— start Data to use —

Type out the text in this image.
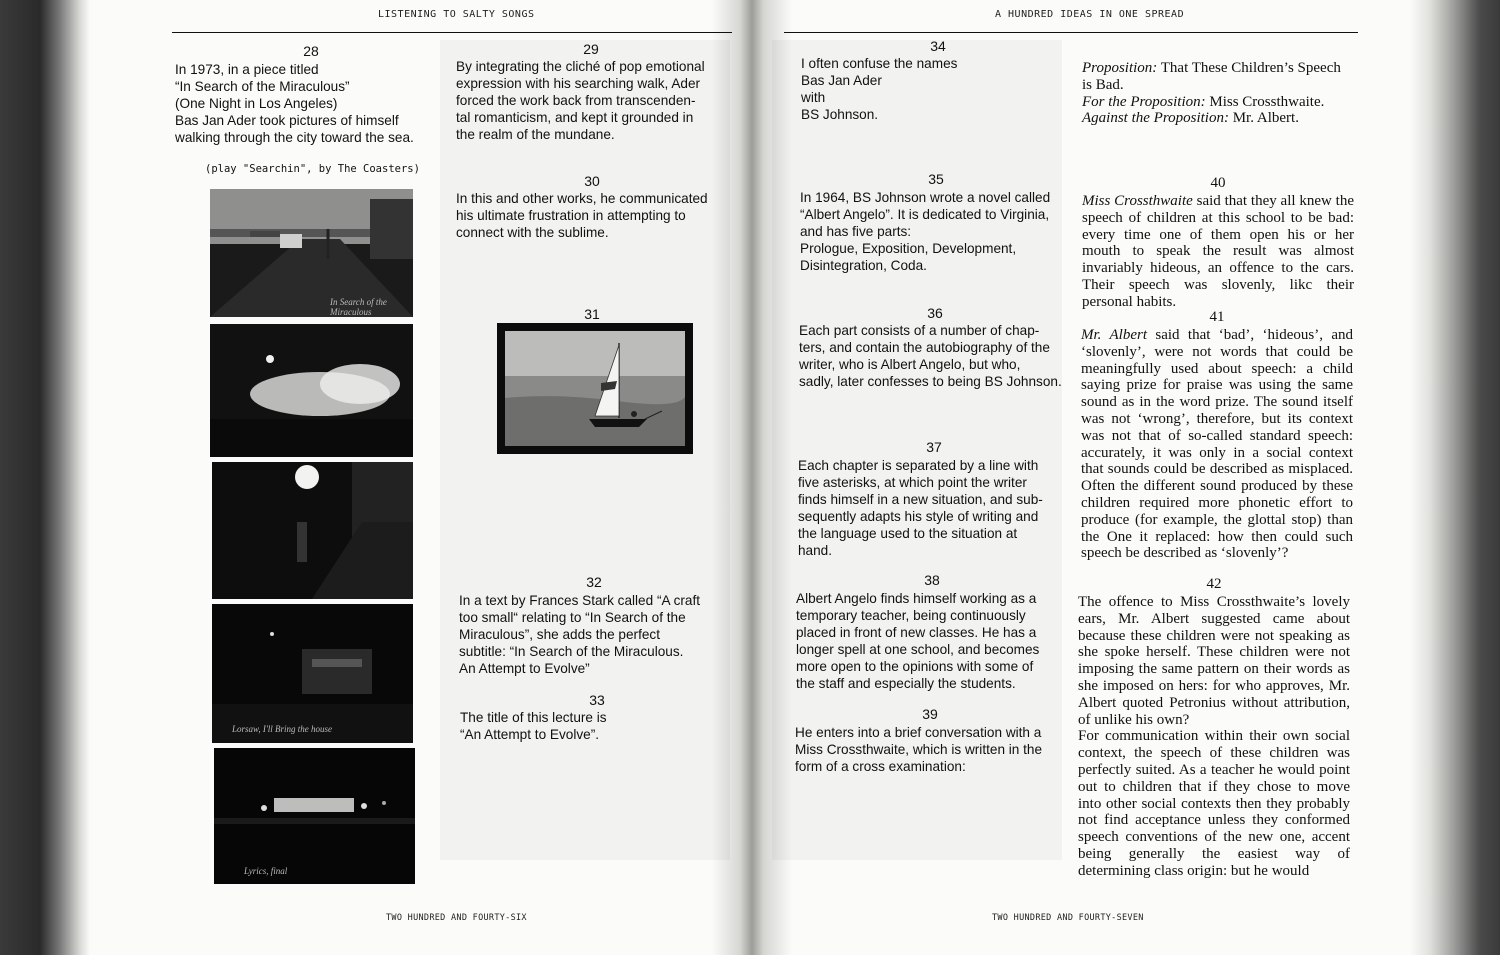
LISTENING TO SALTY SONGS
28
In 1973, in a piece titled
“In Search of the Miraculous”
(One Night in Los Angeles)
Bas Jan Ader took pictures of himself
walking through the city toward the sea.
(play "Searchin", by The Coasters)
29
By integrating the cliché of pop emotional
expression with his searching walk, Ader
forced the work back from transcenden-
tal romanticism, and kept it grounded in
the realm of the mundane.
30
In this and other works, he communicated
his ultimate frustration in attempting to
connect with the sublime.
31
32
In a text by Frances Stark called “A craft
too small“ relating to “In Search of the
Miraculous”, she adds the perfect
subtitle: “In Search of the Miraculous.
An Attempt to Evolve”
33
The title of this lecture is
“An Attempt to Evolve”.
In Search of the Miraculous
Lorsaw, I'll Bring the house
Lyrics, final
TWO HUNDRED AND FOURTY-SIX
A HUNDRED IDEAS IN ONE SPREAD
34
I often confuse the names
Bas Jan Ader
with
BS Johnson.
35
In 1964, BS Johnson wrote a novel called
“Albert Angelo”. It is dedicated to Virginia,
and has five parts:
Prologue, Exposition, Development,
Disintegration, Coda.
36
Each part consists of a number of chap-
ters, and contain the autobiography of the
writer, who is Albert Angelo, but who,
sadly, later confesses to being BS Johnson.
37
Each chapter is separated by a line with
five asterisks, at which point the writer
finds himself in a new situation, and sub-
sequently adapts his style of writing and
the language used to the situation at
hand.
38
Albert Angelo finds himself working as a
temporary teacher, being continuously
placed in front of new classes. He has a
longer spell at one school, and becomes
more open to the opinions with some of
the staff and especially the students.
39
He enters into a brief conversation with a
Miss Crossthwaite, which is written in the
form of a cross examination:
Proposition: That These Children’s Speech is Bad.
For the Proposition: Miss Crossthwaite.
Against the Proposition: Mr. Albert.
40
Miss Crossthwaite said that they all knew the speech of children at this school to be bad: every time one of them open his or her mouth to speak the result was almost invariably hideous, an offence to the cars. Their speech was slovenly, likc their personal habits.
41
Mr. Albert said that ‘bad’, ‘hideous’, and ‘slovenly’, were not words that could be meaningfully used about speech: a child saying prize for praise was using the same sound as in the word prize. The sound itself was not ‘wrong’, therefore, but its context was not that of so-called standard speech: accurately, it was only in a social context that sounds could be described as misplaced. Often the different sound produced by these children required more phonetic effort to produce (for example, the glottal stop) than the One it replaced: how then could such speech be described as ‘slovenly’?
42
The offence to Miss Crossthwaite’s lovely ears, Mr. Albert suggested came about because these children were not speaking as she spoke herself. These children were not imposing the same pattern on their words as she imposed on hers: for who approves, Mr. Albert quoted Petronius without attribution, of unlike his own?
For communication within their own social context, the speech of these children was perfectly suited. As a teacher he would point out to children that if they chose to move into other social contexts then they probably not find acceptance unless they conformed speech conventions of the new one, accent being generally the easiest way of determining class origin: but he would
TWO HUNDRED AND FOURTY-SEVEN
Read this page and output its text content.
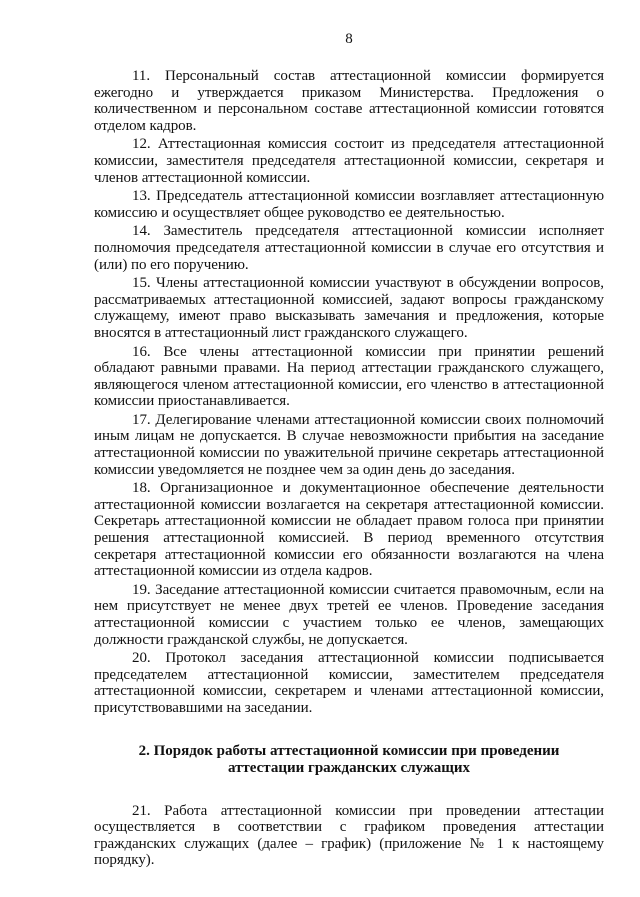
8

11. Персональный состав аттестационной комиссии формируется ежегодно и утверждается приказом Министерства. Предложения о количественном и персональном составе аттестационной комиссии готовятся отделом кадров.

12. Аттестационная комиссия состоит из председателя аттестационной комиссии, заместителя председателя аттестационной комиссии, секретаря и членов аттестационной комиссии.

13. Председатель аттестационной комиссии возглавляет аттестационную комиссию и осуществляет общее руководство ее деятельностью.

14. Заместитель председателя аттестационной комиссии исполняет полномочия председателя аттестационной комиссии в случае его отсутствия и (или) по его поручению.

15. Члены аттестационной комиссии участвуют в обсуждении вопросов, рассматриваемых аттестационной комиссией, задают вопросы гражданскому служащему, имеют право высказывать замечания и предложения, которые вносятся в аттестационный лист гражданского служащего.

16. Все члены аттестационной комиссии при принятии решений обладают равными правами. На период аттестации гражданского служащего, являющегося членом аттестационной комиссии, его членство в аттестационной комиссии приостанавливается.

17. Делегирование членами аттестационной комиссии своих полномочий иным лицам не допускается. В случае невозможности прибытия на заседание аттестационной комиссии по уважительной причине секретарь аттестационной комиссии уведомляется не позднее чем за один день до заседания.

18. Организационное и документационное обеспечение деятельности аттестационной комиссии возлагается на секретаря аттестационной комиссии. Секретарь аттестационной комиссии не обладает правом голоса при принятии решения аттестационной комиссией. В период временного отсутствия секретаря аттестационной комиссии его обязанности возлагаются на члена аттестационной комиссии из отдела кадров.

19. Заседание аттестационной комиссии считается правомочным, если на нем присутствует не менее двух третей ее членов. Проведение заседания аттестационной комиссии с участием только ее членов, замещающих должности гражданской службы, не допускается.

20. Протокол заседания аттестационной комиссии подписывается председателем аттестационной комиссии, заместителем председателя аттестационной комиссии, секретарем и членами аттестационной комиссии, присутствовавшими на заседании.

2. Порядок работы аттестационной комиссии при проведении аттестации гражданских служащих

21. Работа аттестационной комиссии при проведении аттестации осуществляется в соответствии с графиком проведения аттестации гражданских служащих (далее – график) (приложение № 1 к настоящему порядку).
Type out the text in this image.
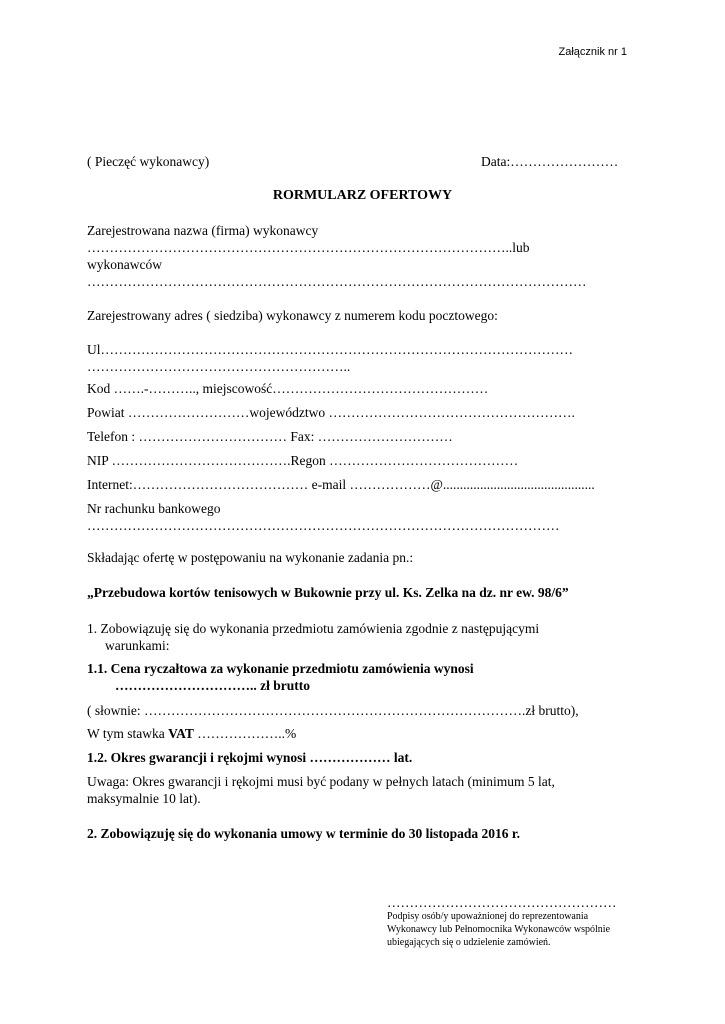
Załącznik nr 1
( Pieczęć wykonawcy)	Data:……………………
RORMULARZ OFERTOWY
Zarejestrowana nazwa (firma) wykonawcy
…………………………………………………………………………………..lub
wykonawców
…………………………………………………………………………………………………
Zarejestrowany adres ( siedziba) wykonawcy z numerem kodu pocztowego:
Ul……………………………………………………………………………………………
…………………………………………………..
Kod …….-……….., miejscowość…………………………………………
Powiat ………………………województwo ……………………………………………….
Telefon : …………………………… Fax: …………………………
NIP ………………………………….Regon ……………………………………
Internet:………………………………… e-mail ………………@.............................................
Nr rachunku bankowego
……………………………………………………………………………………………
Składając ofertę w postępowaniu na wykonanie zadania pn.:
„Przebudowa kortów tenisowych w Bukownie przy ul. Ks. Zelka na dz. nr ew. 98/6”
1. Zobowiązuję się do wykonania przedmiotu zamówienia zgodnie z następującymi
warunkami:
1.1. Cena ryczałtowa za wykonanie przedmiotu zamówienia wynosi
………………………….. zł brutto
( słownie: ………………………………………………………………………….zł brutto),
W tym stawka VAT ………………..%
1.2. Okres gwarancji i rękojmi wynosi ……………… lat.
Uwaga: Okres gwarancji i rękojmi musi być podany w pełnych latach (minimum 5 lat,
maksymalnie 10 lat).
2. Zobowiązuję się do wykonania umowy w terminie do 30 listopada 2016 r.
……………………………………………
Podpisy osób/y upoważnionej do reprezentowania
Wykonawcy lub Pełnomocnika Wykonawców wspólnie
ubiegających się o udzielenie zamówień.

— end Data to use —

From the entries above, select each line containing the string "situation".

finds himself in a new situation, and sub-
the language used to the situation at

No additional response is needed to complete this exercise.